Set exercise.
Reproduce every one of the lines below verbatim, leaving out the picture.

Supplied entries.

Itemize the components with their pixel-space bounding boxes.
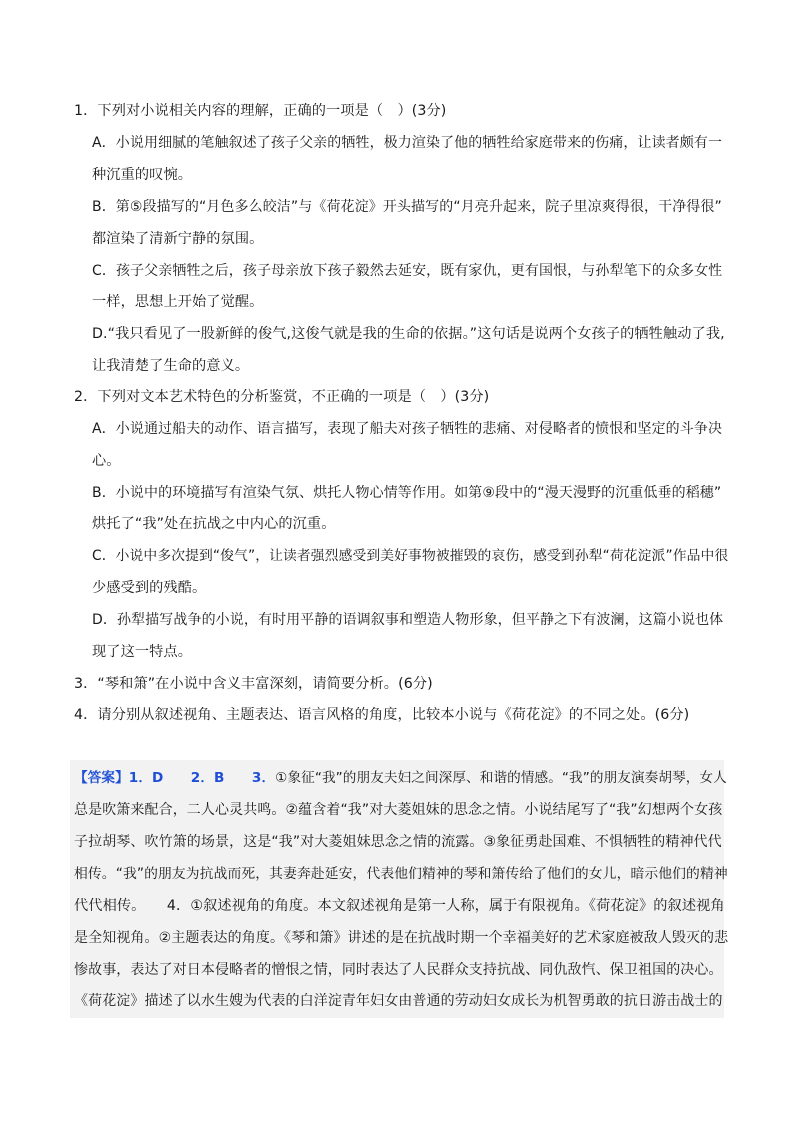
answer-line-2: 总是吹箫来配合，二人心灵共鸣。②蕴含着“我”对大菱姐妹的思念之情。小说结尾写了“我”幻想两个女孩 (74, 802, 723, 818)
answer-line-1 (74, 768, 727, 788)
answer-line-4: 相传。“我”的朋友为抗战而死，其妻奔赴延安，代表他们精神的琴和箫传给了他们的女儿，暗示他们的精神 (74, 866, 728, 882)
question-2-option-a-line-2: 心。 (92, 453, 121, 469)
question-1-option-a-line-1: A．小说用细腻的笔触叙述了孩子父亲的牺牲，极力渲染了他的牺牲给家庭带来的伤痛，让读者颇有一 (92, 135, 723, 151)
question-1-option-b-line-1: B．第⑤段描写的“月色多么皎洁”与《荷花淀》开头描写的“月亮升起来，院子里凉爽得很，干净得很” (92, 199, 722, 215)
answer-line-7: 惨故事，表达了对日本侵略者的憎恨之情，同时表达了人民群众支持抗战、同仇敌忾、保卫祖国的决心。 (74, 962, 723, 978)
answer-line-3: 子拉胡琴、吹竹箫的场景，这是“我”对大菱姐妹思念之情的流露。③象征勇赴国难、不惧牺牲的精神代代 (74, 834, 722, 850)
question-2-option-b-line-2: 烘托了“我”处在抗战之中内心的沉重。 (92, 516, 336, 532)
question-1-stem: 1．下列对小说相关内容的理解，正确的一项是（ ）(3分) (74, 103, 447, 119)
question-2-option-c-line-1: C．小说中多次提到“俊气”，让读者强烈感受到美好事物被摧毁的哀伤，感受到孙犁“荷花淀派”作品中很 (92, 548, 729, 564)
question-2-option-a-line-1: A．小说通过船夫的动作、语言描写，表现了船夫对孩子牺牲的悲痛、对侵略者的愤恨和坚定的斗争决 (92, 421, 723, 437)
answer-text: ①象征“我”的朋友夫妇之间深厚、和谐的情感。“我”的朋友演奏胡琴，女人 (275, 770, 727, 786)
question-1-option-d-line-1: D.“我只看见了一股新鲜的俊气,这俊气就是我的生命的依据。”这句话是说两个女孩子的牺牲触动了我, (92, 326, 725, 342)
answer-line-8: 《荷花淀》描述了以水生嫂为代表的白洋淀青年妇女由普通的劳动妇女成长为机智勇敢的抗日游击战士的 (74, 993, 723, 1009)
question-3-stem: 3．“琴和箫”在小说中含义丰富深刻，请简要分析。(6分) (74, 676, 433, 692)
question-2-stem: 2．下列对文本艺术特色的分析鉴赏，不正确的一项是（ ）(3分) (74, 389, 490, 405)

Finished task.
Itemize the components with their pixel-space bounding boxes.
answer-line-2: 总是吹箫来配合，二人心灵共鸣。②蕴含着“我”对大菱姐妹的思念之情。小说结尾写了“我”幻想两个女孩 (74, 802, 723, 818)
answer-line-1 (74, 768, 727, 788)
answer-line-4: 相传。“我”的朋友为抗战而死，其妻奔赴延安，代表他们精神的琴和箫传给了他们的女儿，暗示他们的精神 (74, 866, 728, 882)
question-2-option-a-line-2: 心。 (92, 453, 121, 469)
question-1-option-a-line-1: A．小说用细腻的笔触叙述了孩子父亲的牺牲，极力渲染了他的牺牲给家庭带来的伤痛，让读者颇有一 (92, 135, 723, 151)
question-1-option-b-line-1: B．第⑤段描写的“月色多么皎洁”与《荷花淀》开头描写的“月亮升起来，院子里凉爽得很，干净得很” (92, 199, 722, 215)
answer-line-7: 惨故事，表达了对日本侵略者的憎恨之情，同时表达了人民群众支持抗战、同仇敌忾、保卫祖国的决心。 (74, 962, 723, 978)
answer-line-3: 子拉胡琴、吹竹箫的场景，这是“我”对大菱姐妹思念之情的流露。③象征勇赴国难、不惧牺牲的精神代代 (74, 834, 722, 850)
question-2-option-b-line-2: 烘托了“我”处在抗战之中内心的沉重。 (92, 516, 336, 532)
question-1-stem: 1．下列对小说相关内容的理解，正确的一项是（ ）(3分) (74, 103, 447, 119)
question-2-option-c-line-1: C．小说中多次提到“俊气”，让读者强烈感受到美好事物被摧毁的哀伤，感受到孙犁“荷花淀派”作品中很 (92, 548, 729, 564)
question-2-option-a-line-1: A．小说通过船夫的动作、语言描写，表现了船夫对孩子牺牲的悲痛、对侵略者的愤恨和坚定的斗争决 (92, 421, 723, 437)
answer-text: ①象征“我”的朋友夫妇之间深厚、和谐的情感。“我”的朋友演奏胡琴，女人 (275, 770, 727, 786)
question-1-option-d-line-1: D.“我只看见了一股新鲜的俊气,这俊气就是我的生命的依据。”这句话是说两个女孩子的牺牲触动了我, (92, 326, 725, 342)
answer-line-8: 《荷花淀》描述了以水生嫂为代表的白洋淀青年妇女由普通的劳动妇女成长为机智勇敢的抗日游击战士的 (74, 993, 723, 1009)
question-3-stem: 3．“琴和箫”在小说中含义丰富深刻，请简要分析。(6分) (74, 676, 433, 692)
question-2-stem: 2．下列对文本艺术特色的分析鉴赏，不正确的一项是（ ）(3分) (74, 389, 490, 405)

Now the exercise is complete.